● **Provided information**:
'''

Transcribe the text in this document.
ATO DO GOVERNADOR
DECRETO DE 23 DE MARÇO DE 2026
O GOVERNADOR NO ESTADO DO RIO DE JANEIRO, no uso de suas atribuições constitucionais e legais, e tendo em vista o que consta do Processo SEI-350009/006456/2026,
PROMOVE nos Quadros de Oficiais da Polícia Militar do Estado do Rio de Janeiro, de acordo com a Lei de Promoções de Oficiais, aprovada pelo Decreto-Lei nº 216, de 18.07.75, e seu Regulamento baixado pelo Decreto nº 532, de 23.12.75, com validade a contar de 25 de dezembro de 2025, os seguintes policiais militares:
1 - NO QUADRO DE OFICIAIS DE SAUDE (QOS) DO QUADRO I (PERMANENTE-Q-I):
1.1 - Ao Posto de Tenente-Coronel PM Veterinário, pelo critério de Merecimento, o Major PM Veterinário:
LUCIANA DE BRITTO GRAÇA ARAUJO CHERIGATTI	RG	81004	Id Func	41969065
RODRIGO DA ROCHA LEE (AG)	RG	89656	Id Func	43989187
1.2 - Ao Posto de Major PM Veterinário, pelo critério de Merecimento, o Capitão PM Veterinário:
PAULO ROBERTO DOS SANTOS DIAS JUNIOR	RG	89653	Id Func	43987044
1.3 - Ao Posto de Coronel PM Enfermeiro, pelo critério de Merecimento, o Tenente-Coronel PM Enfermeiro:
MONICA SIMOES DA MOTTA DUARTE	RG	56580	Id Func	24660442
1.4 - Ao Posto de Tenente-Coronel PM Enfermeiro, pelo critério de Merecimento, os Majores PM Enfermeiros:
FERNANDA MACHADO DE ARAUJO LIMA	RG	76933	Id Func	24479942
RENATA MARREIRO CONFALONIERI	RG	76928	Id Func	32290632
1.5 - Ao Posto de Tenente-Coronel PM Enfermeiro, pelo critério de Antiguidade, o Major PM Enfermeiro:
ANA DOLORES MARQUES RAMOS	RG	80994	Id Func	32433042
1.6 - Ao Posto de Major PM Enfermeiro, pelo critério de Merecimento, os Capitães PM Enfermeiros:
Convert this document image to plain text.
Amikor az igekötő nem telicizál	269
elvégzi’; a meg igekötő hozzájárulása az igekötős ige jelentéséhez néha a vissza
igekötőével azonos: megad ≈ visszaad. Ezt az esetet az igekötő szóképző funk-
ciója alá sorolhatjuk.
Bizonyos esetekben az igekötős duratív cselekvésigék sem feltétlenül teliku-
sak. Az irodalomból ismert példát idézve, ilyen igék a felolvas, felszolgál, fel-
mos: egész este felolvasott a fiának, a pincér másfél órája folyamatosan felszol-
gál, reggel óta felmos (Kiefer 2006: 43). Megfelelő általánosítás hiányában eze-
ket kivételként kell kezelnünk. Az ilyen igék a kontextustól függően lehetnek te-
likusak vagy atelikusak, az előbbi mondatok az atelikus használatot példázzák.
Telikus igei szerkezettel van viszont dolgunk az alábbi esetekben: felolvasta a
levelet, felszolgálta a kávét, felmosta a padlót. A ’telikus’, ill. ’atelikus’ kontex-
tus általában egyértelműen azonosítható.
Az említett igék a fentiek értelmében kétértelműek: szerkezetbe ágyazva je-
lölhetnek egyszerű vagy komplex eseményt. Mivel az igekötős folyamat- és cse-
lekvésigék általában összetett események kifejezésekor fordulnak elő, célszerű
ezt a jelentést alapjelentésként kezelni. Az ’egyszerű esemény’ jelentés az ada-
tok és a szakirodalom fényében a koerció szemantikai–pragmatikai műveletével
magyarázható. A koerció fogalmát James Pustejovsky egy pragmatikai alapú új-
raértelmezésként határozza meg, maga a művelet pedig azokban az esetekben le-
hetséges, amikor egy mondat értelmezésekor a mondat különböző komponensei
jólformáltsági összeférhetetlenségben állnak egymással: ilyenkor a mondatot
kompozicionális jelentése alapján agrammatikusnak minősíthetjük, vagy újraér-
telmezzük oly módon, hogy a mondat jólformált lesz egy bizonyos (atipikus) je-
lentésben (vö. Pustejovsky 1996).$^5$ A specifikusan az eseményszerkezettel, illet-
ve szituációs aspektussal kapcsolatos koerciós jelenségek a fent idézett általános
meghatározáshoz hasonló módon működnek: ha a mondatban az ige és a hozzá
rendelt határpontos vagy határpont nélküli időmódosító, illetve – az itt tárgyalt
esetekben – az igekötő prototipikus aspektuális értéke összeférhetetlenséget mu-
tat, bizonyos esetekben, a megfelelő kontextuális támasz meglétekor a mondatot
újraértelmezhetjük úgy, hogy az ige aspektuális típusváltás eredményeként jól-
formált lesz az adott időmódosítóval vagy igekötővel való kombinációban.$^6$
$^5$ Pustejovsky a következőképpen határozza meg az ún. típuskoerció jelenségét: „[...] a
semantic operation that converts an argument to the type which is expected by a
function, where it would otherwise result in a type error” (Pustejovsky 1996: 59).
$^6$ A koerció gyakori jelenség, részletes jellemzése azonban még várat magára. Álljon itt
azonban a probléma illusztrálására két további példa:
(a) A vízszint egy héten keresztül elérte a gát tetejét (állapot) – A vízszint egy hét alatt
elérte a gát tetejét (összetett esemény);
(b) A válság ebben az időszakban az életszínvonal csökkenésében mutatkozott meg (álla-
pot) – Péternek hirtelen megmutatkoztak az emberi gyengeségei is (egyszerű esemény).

'''

● **Problem statement**: Your task is to retype all the records above with nothing left out.

● **Answer to this exercise**:
Transcribe the text in this document.
ATO DO GOVERNADOR
DECRETO DE 23 DE MARÇO DE 2026
O GOVERNADOR NO ESTADO DO RIO DE JANEIRO, no uso de suas atribuições constitucionais e legais, e tendo em vista o que consta do Processo SEI-350009/006456/2026,
PROMOVE nos Quadros de Oficiais da Polícia Militar do Estado do Rio de Janeiro, de acordo com a Lei de Promoções de Oficiais, aprovada pelo Decreto-Lei nº 216, de 18.07.75, e seu Regulamento baixado pelo Decreto nº 532, de 23.12.75, com validade a contar de 25 de dezembro de 2025, os seguintes policiais militares:
1 - NO QUADRO DE OFICIAIS DE SAUDE (QOS) DO QUADRO I (PERMANENTE-Q-I):
1.1 - Ao Posto de Tenente-Coronel PM Veterinário, pelo critério de Merecimento, o Major PM Veterinário:
LUCIANA DE BRITTO GRAÇA ARAUJO CHERIGATTI	RG	81004	Id Func	41969065
RODRIGO DA ROCHA LEE (AG)	RG	89656	Id Func	43989187
1.2 - Ao Posto de Major PM Veterinário, pelo critério de Merecimento, o Capitão PM Veterinário:
PAULO ROBERTO DOS SANTOS DIAS JUNIOR	RG	89653	Id Func	43987044
1.3 - Ao Posto de Coronel PM Enfermeiro, pelo critério de Merecimento, o Tenente-Coronel PM Enfermeiro:
MONICA SIMOES DA MOTTA DUARTE	RG	56580	Id Func	24660442
1.4 - Ao Posto de Tenente-Coronel PM Enfermeiro, pelo critério de Merecimento, os Majores PM Enfermeiros:
FERNANDA MACHADO DE ARAUJO LIMA	RG	76933	Id Func	24479942
RENATA MARREIRO CONFALONIERI	RG	76928	Id Func	32290632
1.5 - Ao Posto de Tenente-Coronel PM Enfermeiro, pelo critério de Antiguidade, o Major PM Enfermeiro:
ANA DOLORES MARQUES RAMOS	RG	80994	Id Func	32433042
1.6 - Ao Posto de Major PM Enfermeiro, pelo critério de Merecimento, os Capitães PM Enfermeiros:
Convert this document image to plain text.
Amikor az igekötő nem telicizál	269
elvégzi’; a meg igekötő hozzájárulása az igekötős ige jelentéséhez néha a vissza
igekötőével azonos: megad ≈ visszaad. Ezt az esetet az igekötő szóképző funk-
ciója alá sorolhatjuk.
Bizonyos esetekben az igekötős duratív cselekvésigék sem feltétlenül teliku-
sak. Az irodalomból ismert példát idézve, ilyen igék a felolvas, felszolgál, fel-
mos: egész este felolvasott a fiának, a pincér másfél órája folyamatosan felszol-
gál, reggel óta felmos (Kiefer 2006: 43). Megfelelő általánosítás hiányában eze-
ket kivételként kell kezelnünk. Az ilyen igék a kontextustól függően lehetnek te-
likusak vagy atelikusak, az előbbi mondatok az atelikus használatot példázzák.
Telikus igei szerkezettel van viszont dolgunk az alábbi esetekben: felolvasta a
levelet, felszolgálta a kávét, felmosta a padlót. A ’telikus’, ill. ’atelikus’ kontex-
tus általában egyértelműen azonosítható.
Az említett igék a fentiek értelmében kétértelműek: szerkezetbe ágyazva je-
lölhetnek egyszerű vagy komplex eseményt. Mivel az igekötős folyamat- és cse-
lekvésigék általában összetett események kifejezésekor fordulnak elő, célszerű
ezt a jelentést alapjelentésként kezelni. Az ’egyszerű esemény’ jelentés az ada-
tok és a szakirodalom fényében a koerció szemantikai–pragmatikai műveletével
magyarázható. A koerció fogalmát James Pustejovsky egy pragmatikai alapú új-
raértelmezésként határozza meg, maga a művelet pedig azokban az esetekben le-
hetséges, amikor egy mondat értelmezésekor a mondat különböző komponensei
jólformáltsági összeférhetetlenségben állnak egymással: ilyenkor a mondatot
kompozicionális jelentése alapján agrammatikusnak minősíthetjük, vagy újraér-
telmezzük oly módon, hogy a mondat jólformált lesz egy bizonyos (atipikus) je-
lentésben (vö. Pustejovsky 1996).$^5$ A specifikusan az eseményszerkezettel, illet-
ve szituációs aspektussal kapcsolatos koerciós jelenségek a fent idézett általános
meghatározáshoz hasonló módon működnek: ha a mondatban az ige és a hozzá
rendelt határpontos vagy határpont nélküli időmódosító, illetve – az itt tárgyalt
esetekben – az igekötő prototipikus aspektuális értéke összeférhetetlenséget mu-
tat, bizonyos esetekben, a megfelelő kontextuális támasz meglétekor a mondatot
újraértelmezhetjük úgy, hogy az ige aspektuális típusváltás eredményeként jól-
formált lesz az adott időmódosítóval vagy igekötővel való kombinációban.$^6$
$^5$ Pustejovsky a következőképpen határozza meg az ún. típuskoerció jelenségét: „[...] a
semantic operation that converts an argument to the type which is expected by a
function, where it would otherwise result in a type error” (Pustejovsky 1996: 59).
$^6$ A koerció gyakori jelenség, részletes jellemzése azonban még várat magára. Álljon itt
azonban a probléma illusztrálására két további példa:
(a) A vízszint egy héten keresztül elérte a gát tetejét (állapot) – A vízszint egy hét alatt
elérte a gát tetejét (összetett esemény);
(b) A válság ebben az időszakban az életszínvonal csökkenésében mutatkozott meg (álla-
pot) – Péternek hirtelen megmutatkoztak az emberi gyengeségei is (egyszerű esemény).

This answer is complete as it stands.